=== AIM ===
Pick out each line with the word "offset" from the material that follows.

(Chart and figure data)
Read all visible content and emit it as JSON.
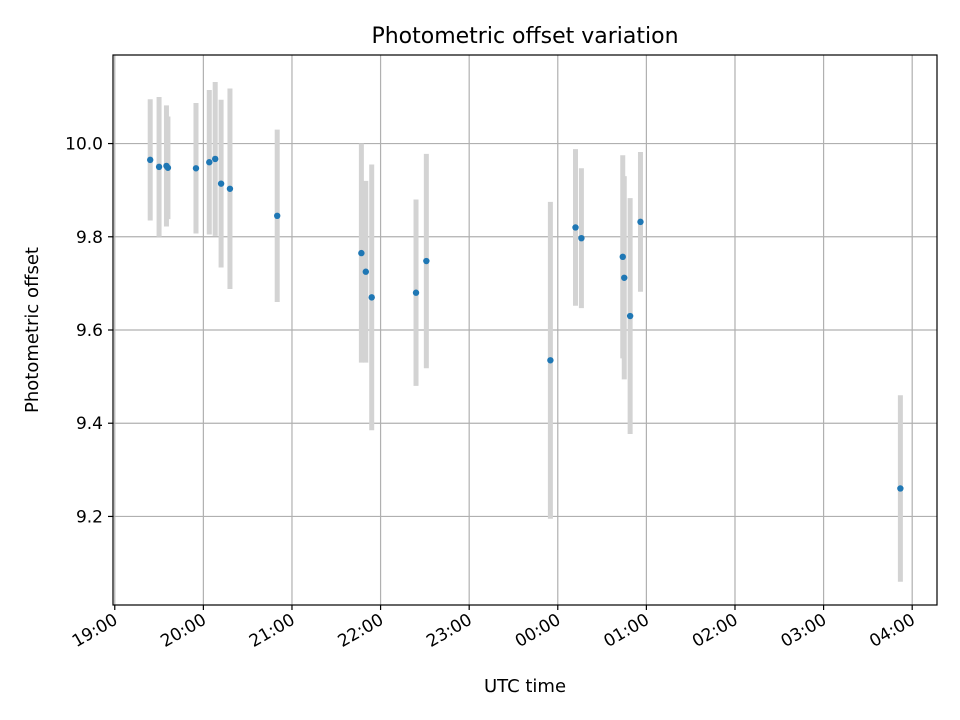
{
  "chart_data": {
    "type": "scatter",
    "title": "Photometric offset variation",
    "xlabel": "UTC time",
    "ylabel": "Photometric offset",
    "x_tick_labels": [
      "19:00",
      "20:00",
      "21:00",
      "22:00",
      "23:00",
      "00:00",
      "01:00",
      "02:00",
      "03:00",
      "04:00"
    ],
    "y_tick_labels": [
      "9.2",
      "9.4",
      "9.6",
      "9.8",
      "10.0"
    ],
    "y_ticks": [
      9.2,
      9.4,
      9.6,
      9.8,
      10.0
    ],
    "xlim_hours_from_1900": [
      -0.02,
      9.28
    ],
    "ylim": [
      9.01,
      10.19
    ],
    "grid": true,
    "marker_color": "#1f77b4",
    "errorbar_color": "#d3d3d3",
    "series": [
      {
        "points": [
          {
            "t": "19:24",
            "y": 9.965,
            "err": 0.13
          },
          {
            "t": "19:30",
            "y": 9.95,
            "err": 0.15
          },
          {
            "t": "19:35",
            "y": 9.952,
            "err": 0.13
          },
          {
            "t": "19:36",
            "y": 9.948,
            "err": 0.11
          },
          {
            "t": "19:55",
            "y": 9.947,
            "err": 0.14
          },
          {
            "t": "20:04",
            "y": 9.96,
            "err": 0.155
          },
          {
            "t": "20:08",
            "y": 9.967,
            "err": 0.165
          },
          {
            "t": "20:12",
            "y": 9.914,
            "err": 0.18
          },
          {
            "t": "20:18",
            "y": 9.903,
            "err": 0.215
          },
          {
            "t": "20:50",
            "y": 9.845,
            "err": 0.185
          },
          {
            "t": "21:47",
            "y": 9.765,
            "err": 0.235
          },
          {
            "t": "21:50",
            "y": 9.725,
            "err": 0.195
          },
          {
            "t": "21:54",
            "y": 9.67,
            "err": 0.285
          },
          {
            "t": "22:24",
            "y": 9.68,
            "err": 0.2
          },
          {
            "t": "22:31",
            "y": 9.748,
            "err": 0.23
          },
          {
            "t": "23:55",
            "y": 9.535,
            "err": 0.34
          },
          {
            "t": "00:12",
            "y": 9.82,
            "err": 0.168
          },
          {
            "t": "00:16",
            "y": 9.797,
            "err": 0.15
          },
          {
            "t": "00:44",
            "y": 9.757,
            "err": 0.218
          },
          {
            "t": "00:45",
            "y": 9.712,
            "err": 0.218
          },
          {
            "t": "00:49",
            "y": 9.63,
            "err": 0.253
          },
          {
            "t": "00:56",
            "y": 9.832,
            "err": 0.15
          },
          {
            "t": "03:52",
            "y": 9.26,
            "err": 0.2
          }
        ]
      }
    ]
  }
}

=== IN RESPONSE ===
    "title": "Photometric offset variation",
    "ylabel": "Photometric offset",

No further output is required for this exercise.